THE REQUEST: Reproduce every entry that follows word for word, but omit the images.
====== SUPPLIED INFORMATION
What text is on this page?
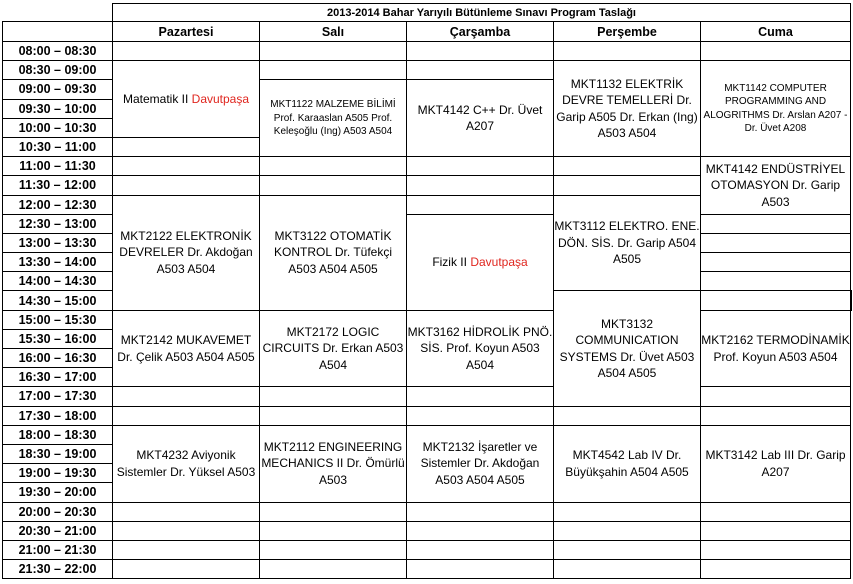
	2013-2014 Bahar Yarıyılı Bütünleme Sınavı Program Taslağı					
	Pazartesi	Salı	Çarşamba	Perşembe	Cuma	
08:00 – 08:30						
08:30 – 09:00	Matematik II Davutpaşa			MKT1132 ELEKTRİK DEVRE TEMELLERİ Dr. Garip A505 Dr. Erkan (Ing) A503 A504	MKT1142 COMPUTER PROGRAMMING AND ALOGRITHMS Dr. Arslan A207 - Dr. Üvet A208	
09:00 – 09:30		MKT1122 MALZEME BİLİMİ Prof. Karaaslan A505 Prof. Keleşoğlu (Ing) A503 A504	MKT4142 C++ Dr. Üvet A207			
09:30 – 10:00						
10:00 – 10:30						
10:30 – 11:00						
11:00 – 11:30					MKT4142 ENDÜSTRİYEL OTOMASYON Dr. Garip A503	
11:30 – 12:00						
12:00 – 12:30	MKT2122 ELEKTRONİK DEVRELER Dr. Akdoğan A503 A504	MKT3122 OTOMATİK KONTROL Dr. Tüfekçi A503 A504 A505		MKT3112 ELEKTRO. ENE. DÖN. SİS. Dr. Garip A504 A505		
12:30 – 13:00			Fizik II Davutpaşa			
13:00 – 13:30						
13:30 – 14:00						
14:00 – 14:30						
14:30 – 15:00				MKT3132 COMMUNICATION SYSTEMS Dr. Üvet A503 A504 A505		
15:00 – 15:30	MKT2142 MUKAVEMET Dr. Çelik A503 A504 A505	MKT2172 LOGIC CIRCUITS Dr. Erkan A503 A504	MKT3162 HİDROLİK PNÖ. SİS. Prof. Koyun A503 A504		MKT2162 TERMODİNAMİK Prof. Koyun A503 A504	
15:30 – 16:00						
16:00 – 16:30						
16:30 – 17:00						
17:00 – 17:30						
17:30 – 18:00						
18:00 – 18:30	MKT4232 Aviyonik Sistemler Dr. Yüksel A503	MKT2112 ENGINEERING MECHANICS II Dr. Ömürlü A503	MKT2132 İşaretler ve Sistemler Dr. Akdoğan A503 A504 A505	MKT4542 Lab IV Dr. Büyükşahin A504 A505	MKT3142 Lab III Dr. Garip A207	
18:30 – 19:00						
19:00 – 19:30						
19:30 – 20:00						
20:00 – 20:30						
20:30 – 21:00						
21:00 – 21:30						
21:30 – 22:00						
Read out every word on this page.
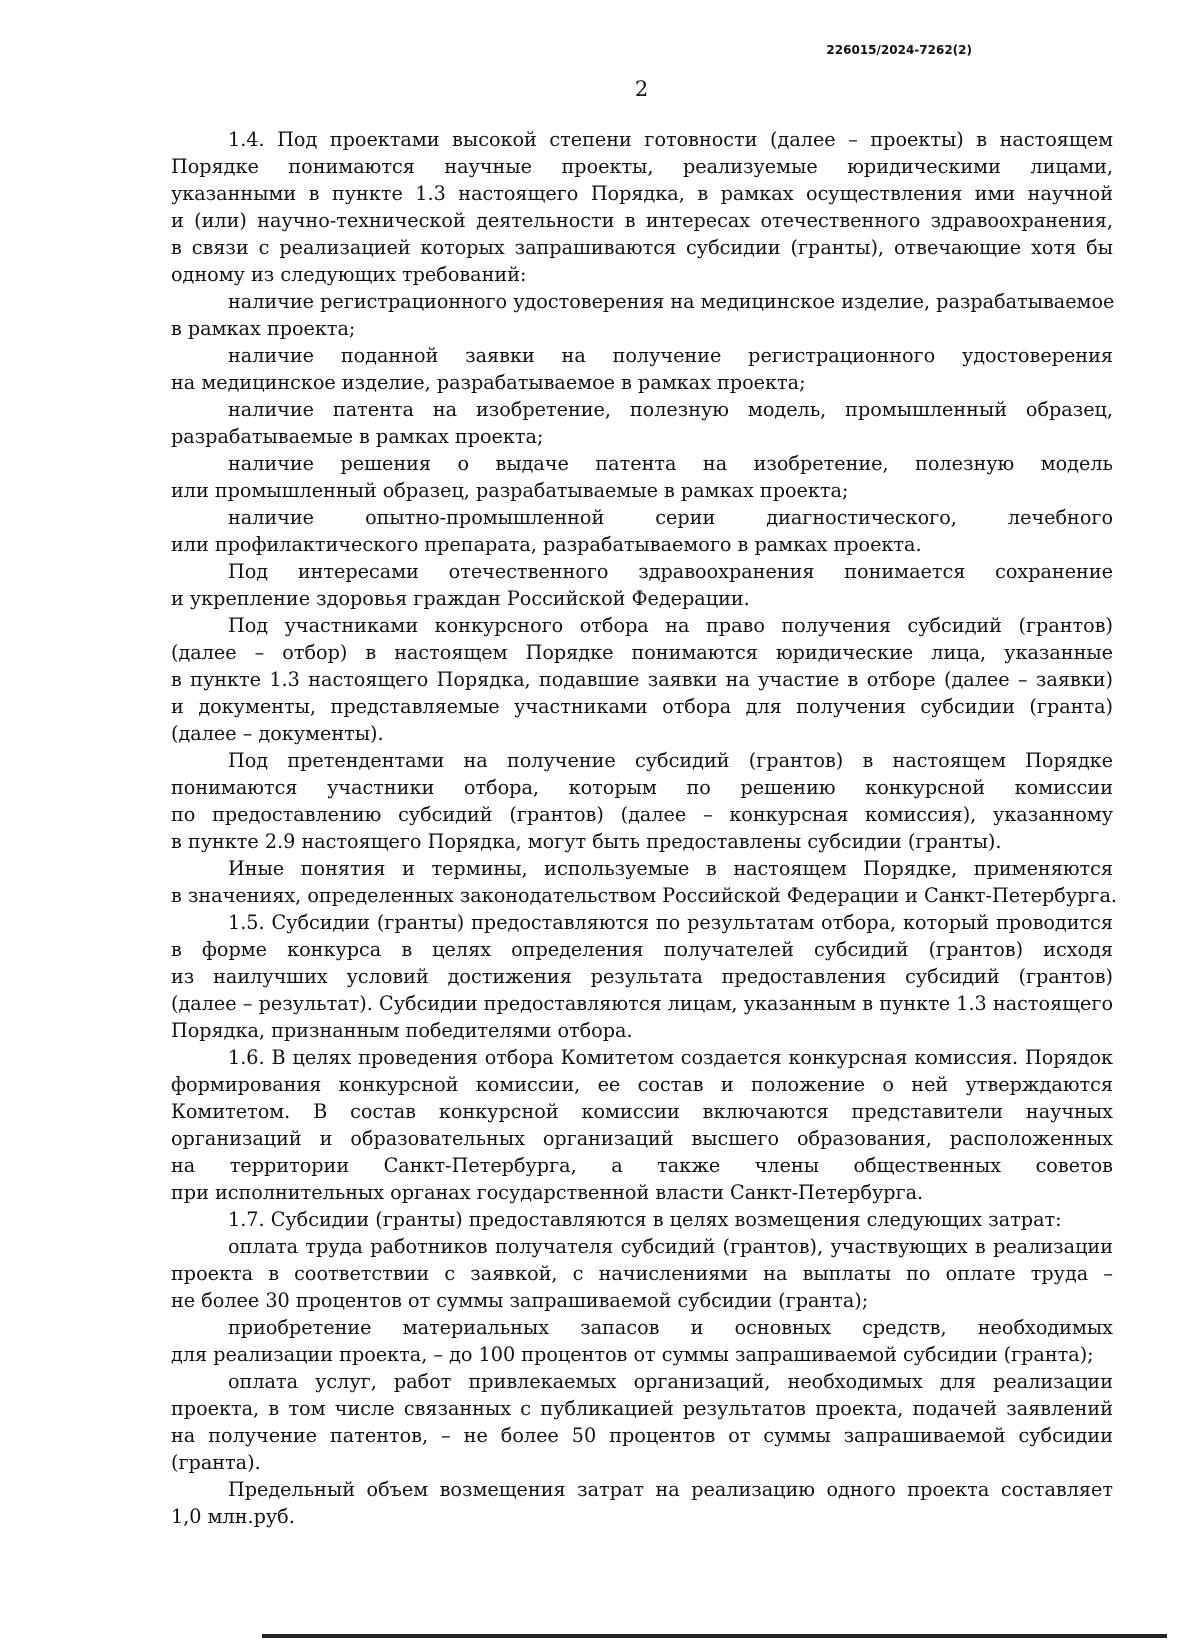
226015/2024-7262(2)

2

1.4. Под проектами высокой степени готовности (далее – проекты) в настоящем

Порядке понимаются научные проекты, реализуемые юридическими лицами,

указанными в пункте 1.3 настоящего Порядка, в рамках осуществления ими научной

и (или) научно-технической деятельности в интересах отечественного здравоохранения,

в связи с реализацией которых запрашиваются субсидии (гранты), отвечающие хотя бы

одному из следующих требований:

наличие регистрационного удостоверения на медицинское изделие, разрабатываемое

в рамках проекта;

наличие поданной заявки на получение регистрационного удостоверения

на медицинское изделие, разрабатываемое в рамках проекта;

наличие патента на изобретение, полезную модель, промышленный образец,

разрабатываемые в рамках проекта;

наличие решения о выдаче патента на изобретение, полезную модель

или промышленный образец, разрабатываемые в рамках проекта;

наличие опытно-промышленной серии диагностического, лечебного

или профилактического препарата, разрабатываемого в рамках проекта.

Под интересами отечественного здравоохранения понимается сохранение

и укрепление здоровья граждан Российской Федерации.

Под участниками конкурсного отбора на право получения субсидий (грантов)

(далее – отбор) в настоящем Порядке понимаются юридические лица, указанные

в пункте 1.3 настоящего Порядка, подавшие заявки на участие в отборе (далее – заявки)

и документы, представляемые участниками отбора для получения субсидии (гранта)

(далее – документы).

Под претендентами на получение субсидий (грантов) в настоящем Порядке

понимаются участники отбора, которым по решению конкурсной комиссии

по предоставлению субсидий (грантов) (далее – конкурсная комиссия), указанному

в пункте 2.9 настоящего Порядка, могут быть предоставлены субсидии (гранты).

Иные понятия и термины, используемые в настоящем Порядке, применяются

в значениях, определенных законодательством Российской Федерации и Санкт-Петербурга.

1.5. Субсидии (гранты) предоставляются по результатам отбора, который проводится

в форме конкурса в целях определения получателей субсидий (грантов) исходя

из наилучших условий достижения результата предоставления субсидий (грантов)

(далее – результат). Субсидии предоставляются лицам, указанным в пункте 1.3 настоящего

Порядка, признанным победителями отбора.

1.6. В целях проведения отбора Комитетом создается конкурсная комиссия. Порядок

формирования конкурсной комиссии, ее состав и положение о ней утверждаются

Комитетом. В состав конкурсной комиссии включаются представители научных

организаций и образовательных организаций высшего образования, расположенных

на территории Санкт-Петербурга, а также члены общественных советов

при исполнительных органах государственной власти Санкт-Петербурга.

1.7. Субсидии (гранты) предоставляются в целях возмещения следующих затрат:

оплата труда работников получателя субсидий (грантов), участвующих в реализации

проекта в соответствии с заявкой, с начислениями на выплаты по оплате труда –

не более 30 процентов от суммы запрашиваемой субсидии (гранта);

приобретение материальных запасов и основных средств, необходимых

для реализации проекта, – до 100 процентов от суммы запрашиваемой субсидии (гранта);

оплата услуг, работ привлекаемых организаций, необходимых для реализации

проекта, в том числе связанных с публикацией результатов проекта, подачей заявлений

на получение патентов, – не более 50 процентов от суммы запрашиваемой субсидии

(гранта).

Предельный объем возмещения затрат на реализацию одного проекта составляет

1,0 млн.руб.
============
EXERCISE RESULT:
What text is on this page?
	2013-2014 Bahar Yarıyılı Bütünleme Sınavı Program Taslağı					
	Pazartesi	Salı	Çarşamba	Perşembe	Cuma	
08:00 – 08:30						
08:30 – 09:00	Matematik II Davutpaşa			MKT1132 ELEKTRİK DEVRE TEMELLERİ Dr. Garip A505 Dr. Erkan (Ing) A503 A504	MKT1142 COMPUTER PROGRAMMING AND ALOGRITHMS Dr. Arslan A207 - Dr. Üvet A208	
09:00 – 09:30		MKT1122 MALZEME BİLİMİ Prof. Karaaslan A505 Prof. Keleşoğlu (Ing) A503 A504	MKT4142 C++ Dr. Üvet A207			
09:30 – 10:00						
10:00 – 10:30						
10:30 – 11:00						
11:00 – 11:30					MKT4142 ENDÜSTRİYEL OTOMASYON Dr. Garip A503	
11:30 – 12:00						
12:00 – 12:30	MKT2122 ELEKTRONİK DEVRELER Dr. Akdoğan A503 A504	MKT3122 OTOMATİK KONTROL Dr. Tüfekçi A503 A504 A505		MKT3112 ELEKTRO. ENE. DÖN. SİS. Dr. Garip A504 A505		
12:30 – 13:00			Fizik II Davutpaşa			
13:00 – 13:30						
13:30 – 14:00						
14:00 – 14:30						
14:30 – 15:00				MKT3132 COMMUNICATION SYSTEMS Dr. Üvet A503 A504 A505		
15:00 – 15:30	MKT2142 MUKAVEMET Dr. Çelik A503 A504 A505	MKT2172 LOGIC CIRCUITS Dr. Erkan A503 A504	MKT3162 HİDROLİK PNÖ. SİS. Prof. Koyun A503 A504		MKT2162 TERMODİNAMİK Prof. Koyun A503 A504	
15:30 – 16:00						
16:00 – 16:30						
16:30 – 17:00						
17:00 – 17:30						
17:30 – 18:00						
18:00 – 18:30	MKT4232 Aviyonik Sistemler Dr. Yüksel A503	MKT2112 ENGINEERING MECHANICS II Dr. Ömürlü A503	MKT2132 İşaretler ve Sistemler Dr. Akdoğan A503 A504 A505	MKT4542 Lab IV Dr. Büyükşahin A504 A505	MKT3142 Lab III Dr. Garip A207	
18:30 – 19:00						
19:00 – 19:30						
19:30 – 20:00						
20:00 – 20:30						
20:30 – 21:00						
21:00 – 21:30						
21:30 – 22:00						
Read out every word on this page.
226015/2024-7262(2)

2

1.4. Под проектами высокой степени готовности (далее – проекты) в настоящем

Порядке понимаются научные проекты, реализуемые юридическими лицами,

указанными в пункте 1.3 настоящего Порядка, в рамках осуществления ими научной

и (или) научно-технической деятельности в интересах отечественного здравоохранения,

в связи с реализацией которых запрашиваются субсидии (гранты), отвечающие хотя бы

одному из следующих требований:

наличие регистрационного удостоверения на медицинское изделие, разрабатываемое

в рамках проекта;

наличие поданной заявки на получение регистрационного удостоверения

на медицинское изделие, разрабатываемое в рамках проекта;

наличие патента на изобретение, полезную модель, промышленный образец,

разрабатываемые в рамках проекта;

наличие решения о выдаче патента на изобретение, полезную модель

или промышленный образец, разрабатываемые в рамках проекта;

наличие опытно-промышленной серии диагностического, лечебного

или профилактического препарата, разрабатываемого в рамках проекта.

Под интересами отечественного здравоохранения понимается сохранение

и укрепление здоровья граждан Российской Федерации.

Под участниками конкурсного отбора на право получения субсидий (грантов)

(далее – отбор) в настоящем Порядке понимаются юридические лица, указанные

в пункте 1.3 настоящего Порядка, подавшие заявки на участие в отборе (далее – заявки)

и документы, представляемые участниками отбора для получения субсидии (гранта)

(далее – документы).

Под претендентами на получение субсидий (грантов) в настоящем Порядке

понимаются участники отбора, которым по решению конкурсной комиссии

по предоставлению субсидий (грантов) (далее – конкурсная комиссия), указанному

в пункте 2.9 настоящего Порядка, могут быть предоставлены субсидии (гранты).

Иные понятия и термины, используемые в настоящем Порядке, применяются

в значениях, определенных законодательством Российской Федерации и Санкт-Петербурга.

1.5. Субсидии (гранты) предоставляются по результатам отбора, который проводится

в форме конкурса в целях определения получателей субсидий (грантов) исходя

из наилучших условий достижения результата предоставления субсидий (грантов)

(далее – результат). Субсидии предоставляются лицам, указанным в пункте 1.3 настоящего

Порядка, признанным победителями отбора.

1.6. В целях проведения отбора Комитетом создается конкурсная комиссия. Порядок

формирования конкурсной комиссии, ее состав и положение о ней утверждаются

Комитетом. В состав конкурсной комиссии включаются представители научных

организаций и образовательных организаций высшего образования, расположенных

на территории Санкт-Петербурга, а также члены общественных советов

при исполнительных органах государственной власти Санкт-Петербурга.

1.7. Субсидии (гранты) предоставляются в целях возмещения следующих затрат:

оплата труда работников получателя субсидий (грантов), участвующих в реализации

проекта в соответствии с заявкой, с начислениями на выплаты по оплате труда –

не более 30 процентов от суммы запрашиваемой субсидии (гранта);

приобретение материальных запасов и основных средств, необходимых

для реализации проекта, – до 100 процентов от суммы запрашиваемой субсидии (гранта);

оплата услуг, работ привлекаемых организаций, необходимых для реализации

проекта, в том числе связанных с публикацией результатов проекта, подачей заявлений

на получение патентов, – не более 50 процентов от суммы запрашиваемой субсидии

(гранта).

Предельный объем возмещения затрат на реализацию одного проекта составляет

1,0 млн.руб.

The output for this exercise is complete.